■ Your instructions
Give every line of the material again, exactly as written.

[Data entries]
- - - - - - -

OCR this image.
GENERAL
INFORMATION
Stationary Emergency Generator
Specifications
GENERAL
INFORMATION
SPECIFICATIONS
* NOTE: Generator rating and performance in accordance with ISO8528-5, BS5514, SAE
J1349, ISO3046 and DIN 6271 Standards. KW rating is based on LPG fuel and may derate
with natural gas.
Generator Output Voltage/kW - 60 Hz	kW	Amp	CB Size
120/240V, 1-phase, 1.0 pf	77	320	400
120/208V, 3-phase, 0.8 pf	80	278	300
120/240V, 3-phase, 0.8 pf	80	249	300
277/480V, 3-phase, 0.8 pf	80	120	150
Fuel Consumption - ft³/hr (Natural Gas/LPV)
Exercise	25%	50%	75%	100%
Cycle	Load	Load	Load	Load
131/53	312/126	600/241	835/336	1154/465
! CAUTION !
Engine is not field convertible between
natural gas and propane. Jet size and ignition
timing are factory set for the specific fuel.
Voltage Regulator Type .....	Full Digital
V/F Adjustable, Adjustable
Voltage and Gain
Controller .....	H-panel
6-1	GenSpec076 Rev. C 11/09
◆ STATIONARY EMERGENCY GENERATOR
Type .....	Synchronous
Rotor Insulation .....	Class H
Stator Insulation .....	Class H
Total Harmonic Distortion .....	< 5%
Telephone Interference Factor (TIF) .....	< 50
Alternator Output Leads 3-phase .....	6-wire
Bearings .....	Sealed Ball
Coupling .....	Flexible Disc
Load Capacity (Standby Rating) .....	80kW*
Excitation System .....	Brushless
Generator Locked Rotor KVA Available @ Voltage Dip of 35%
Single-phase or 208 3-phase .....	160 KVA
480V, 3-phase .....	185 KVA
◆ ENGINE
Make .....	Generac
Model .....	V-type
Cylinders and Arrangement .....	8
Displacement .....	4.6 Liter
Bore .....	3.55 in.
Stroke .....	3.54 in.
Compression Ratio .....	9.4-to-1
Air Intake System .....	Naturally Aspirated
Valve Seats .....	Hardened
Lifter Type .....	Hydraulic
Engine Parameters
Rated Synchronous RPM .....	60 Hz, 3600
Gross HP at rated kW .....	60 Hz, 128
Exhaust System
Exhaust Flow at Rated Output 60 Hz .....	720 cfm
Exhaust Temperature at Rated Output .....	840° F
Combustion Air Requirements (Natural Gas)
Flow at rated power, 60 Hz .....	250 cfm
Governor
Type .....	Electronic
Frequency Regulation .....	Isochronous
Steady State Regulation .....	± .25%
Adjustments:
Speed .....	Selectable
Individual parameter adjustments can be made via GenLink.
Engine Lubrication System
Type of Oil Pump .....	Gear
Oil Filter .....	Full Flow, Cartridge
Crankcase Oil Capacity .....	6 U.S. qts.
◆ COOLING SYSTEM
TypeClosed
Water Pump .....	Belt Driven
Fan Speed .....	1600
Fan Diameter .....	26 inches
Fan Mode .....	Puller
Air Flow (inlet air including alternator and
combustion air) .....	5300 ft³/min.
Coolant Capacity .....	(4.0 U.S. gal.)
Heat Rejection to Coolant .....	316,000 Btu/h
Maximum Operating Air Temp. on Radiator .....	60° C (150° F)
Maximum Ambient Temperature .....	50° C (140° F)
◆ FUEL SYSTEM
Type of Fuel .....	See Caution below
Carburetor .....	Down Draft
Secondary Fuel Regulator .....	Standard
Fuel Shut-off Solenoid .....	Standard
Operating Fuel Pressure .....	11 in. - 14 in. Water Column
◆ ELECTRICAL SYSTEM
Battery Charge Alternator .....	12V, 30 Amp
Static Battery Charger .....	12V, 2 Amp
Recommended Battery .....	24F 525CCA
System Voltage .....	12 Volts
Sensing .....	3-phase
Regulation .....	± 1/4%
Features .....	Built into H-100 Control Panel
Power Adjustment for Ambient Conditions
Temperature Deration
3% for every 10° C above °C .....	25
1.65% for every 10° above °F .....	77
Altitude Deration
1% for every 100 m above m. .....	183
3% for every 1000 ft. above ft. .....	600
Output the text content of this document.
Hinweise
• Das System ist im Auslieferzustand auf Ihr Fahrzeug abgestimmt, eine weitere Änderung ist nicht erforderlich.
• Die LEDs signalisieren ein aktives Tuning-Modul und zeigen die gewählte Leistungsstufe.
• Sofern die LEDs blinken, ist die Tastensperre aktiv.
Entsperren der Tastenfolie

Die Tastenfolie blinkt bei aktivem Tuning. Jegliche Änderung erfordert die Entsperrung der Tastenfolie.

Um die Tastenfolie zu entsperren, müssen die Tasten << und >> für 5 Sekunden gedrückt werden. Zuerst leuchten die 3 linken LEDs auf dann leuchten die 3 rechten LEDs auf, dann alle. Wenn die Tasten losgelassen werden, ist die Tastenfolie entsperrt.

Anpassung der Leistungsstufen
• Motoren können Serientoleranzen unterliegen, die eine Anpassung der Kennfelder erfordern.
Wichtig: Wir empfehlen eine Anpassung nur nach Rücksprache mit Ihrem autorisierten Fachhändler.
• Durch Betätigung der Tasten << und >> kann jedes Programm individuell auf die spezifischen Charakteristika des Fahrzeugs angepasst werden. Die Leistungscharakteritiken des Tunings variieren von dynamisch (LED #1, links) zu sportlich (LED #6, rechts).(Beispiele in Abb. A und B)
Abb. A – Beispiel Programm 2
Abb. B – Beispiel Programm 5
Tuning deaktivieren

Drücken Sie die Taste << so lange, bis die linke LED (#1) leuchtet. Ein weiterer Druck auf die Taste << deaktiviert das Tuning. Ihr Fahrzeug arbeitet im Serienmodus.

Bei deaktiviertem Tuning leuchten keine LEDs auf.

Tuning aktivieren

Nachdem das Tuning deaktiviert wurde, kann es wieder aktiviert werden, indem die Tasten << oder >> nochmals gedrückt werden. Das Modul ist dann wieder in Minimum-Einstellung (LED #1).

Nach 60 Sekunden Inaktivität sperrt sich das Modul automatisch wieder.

- - - - - - -

■ Full solution
OCR this image.
GENERAL
INFORMATION
Stationary Emergency Generator
Specifications
GENERAL
INFORMATION
SPECIFICATIONS
* NOTE: Generator rating and performance in accordance with ISO8528-5, BS5514, SAE
J1349, ISO3046 and DIN 6271 Standards. KW rating is based on LPG fuel and may derate
with natural gas.
Generator Output Voltage/kW - 60 Hz	kW	Amp	CB Size
120/240V, 1-phase, 1.0 pf	77	320	400
120/208V, 3-phase, 0.8 pf	80	278	300
120/240V, 3-phase, 0.8 pf	80	249	300
277/480V, 3-phase, 0.8 pf	80	120	150
Fuel Consumption - ft³/hr (Natural Gas/LPV)
Exercise	25%	50%	75%	100%
Cycle	Load	Load	Load	Load
131/53	312/126	600/241	835/336	1154/465
! CAUTION !
Engine is not field convertible between
natural gas and propane. Jet size and ignition
timing are factory set for the specific fuel.
Voltage Regulator Type .....	Full Digital
V/F Adjustable, Adjustable
Voltage and Gain
Controller .....	H-panel
6-1	GenSpec076 Rev. C 11/09
◆ STATIONARY EMERGENCY GENERATOR
Type .....	Synchronous
Rotor Insulation .....	Class H
Stator Insulation .....	Class H
Total Harmonic Distortion .....	< 5%
Telephone Interference Factor (TIF) .....	< 50
Alternator Output Leads 3-phase .....	6-wire
Bearings .....	Sealed Ball
Coupling .....	Flexible Disc
Load Capacity (Standby Rating) .....	80kW*
Excitation System .....	Brushless
Generator Locked Rotor KVA Available @ Voltage Dip of 35%
Single-phase or 208 3-phase .....	160 KVA
480V, 3-phase .....	185 KVA
◆ ENGINE
Make .....	Generac
Model .....	V-type
Cylinders and Arrangement .....	8
Displacement .....	4.6 Liter
Bore .....	3.55 in.
Stroke .....	3.54 in.
Compression Ratio .....	9.4-to-1
Air Intake System .....	Naturally Aspirated
Valve Seats .....	Hardened
Lifter Type .....	Hydraulic
Engine Parameters
Rated Synchronous RPM .....	60 Hz, 3600
Gross HP at rated kW .....	60 Hz, 128
Exhaust System
Exhaust Flow at Rated Output 60 Hz .....	720 cfm
Exhaust Temperature at Rated Output .....	840° F
Combustion Air Requirements (Natural Gas)
Flow at rated power, 60 Hz .....	250 cfm
Governor
Type .....	Electronic
Frequency Regulation .....	Isochronous
Steady State Regulation .....	± .25%
Adjustments:
Speed .....	Selectable
Individual parameter adjustments can be made via GenLink.
Engine Lubrication System
Type of Oil Pump .....	Gear
Oil Filter .....	Full Flow, Cartridge
Crankcase Oil Capacity .....	6 U.S. qts.
◆ COOLING SYSTEM
TypeClosed
Water Pump .....	Belt Driven
Fan Speed .....	1600
Fan Diameter .....	26 inches
Fan Mode .....	Puller
Air Flow (inlet air including alternator and
combustion air) .....	5300 ft³/min.
Coolant Capacity .....	(4.0 U.S. gal.)
Heat Rejection to Coolant .....	316,000 Btu/h
Maximum Operating Air Temp. on Radiator .....	60° C (150° F)
Maximum Ambient Temperature .....	50° C (140° F)
◆ FUEL SYSTEM
Type of Fuel .....	See Caution below
Carburetor .....	Down Draft
Secondary Fuel Regulator .....	Standard
Fuel Shut-off Solenoid .....	Standard
Operating Fuel Pressure .....	11 in. - 14 in. Water Column
◆ ELECTRICAL SYSTEM
Battery Charge Alternator .....	12V, 30 Amp
Static Battery Charger .....	12V, 2 Amp
Recommended Battery .....	24F 525CCA
System Voltage .....	12 Volts
Sensing .....	3-phase
Regulation .....	± 1/4%
Features .....	Built into H-100 Control Panel
Power Adjustment for Ambient Conditions
Temperature Deration
3% for every 10° C above °C .....	25
1.65% for every 10° above °F .....	77
Altitude Deration
1% for every 100 m above m. .....	183
3% for every 1000 ft. above ft. .....	600
Output the text content of this document.
Hinweise
• Das System ist im Auslieferzustand auf Ihr Fahrzeug abgestimmt, eine weitere Änderung ist nicht erforderlich.
• Die LEDs signalisieren ein aktives Tuning-Modul und zeigen die gewählte Leistungsstufe.
• Sofern die LEDs blinken, ist die Tastensperre aktiv.
Entsperren der Tastenfolie

Die Tastenfolie blinkt bei aktivem Tuning. Jegliche Änderung erfordert die Entsperrung der Tastenfolie.

Um die Tastenfolie zu entsperren, müssen die Tasten << und >> für 5 Sekunden gedrückt werden. Zuerst leuchten die 3 linken LEDs auf dann leuchten die 3 rechten LEDs auf, dann alle. Wenn die Tasten losgelassen werden, ist die Tastenfolie entsperrt.

Anpassung der Leistungsstufen
• Motoren können Serientoleranzen unterliegen, die eine Anpassung der Kennfelder erfordern.
Wichtig: Wir empfehlen eine Anpassung nur nach Rücksprache mit Ihrem autorisierten Fachhändler.
• Durch Betätigung der Tasten << und >> kann jedes Programm individuell auf die spezifischen Charakteristika des Fahrzeugs angepasst werden. Die Leistungscharakteritiken des Tunings variieren von dynamisch (LED #1, links) zu sportlich (LED #6, rechts).(Beispiele in Abb. A und B)
Abb. A – Beispiel Programm 2
Abb. B – Beispiel Programm 5
Tuning deaktivieren

Drücken Sie die Taste << so lange, bis die linke LED (#1) leuchtet. Ein weiterer Druck auf die Taste << deaktiviert das Tuning. Ihr Fahrzeug arbeitet im Serienmodus.

Bei deaktiviertem Tuning leuchten keine LEDs auf.

Tuning aktivieren

Nachdem das Tuning deaktiviert wurde, kann es wieder aktiviert werden, indem die Tasten << oder >> nochmals gedrückt werden. Das Modul ist dann wieder in Minimum-Einstellung (LED #1).

Nach 60 Sekunden Inaktivität sperrt sich das Modul automatisch wieder.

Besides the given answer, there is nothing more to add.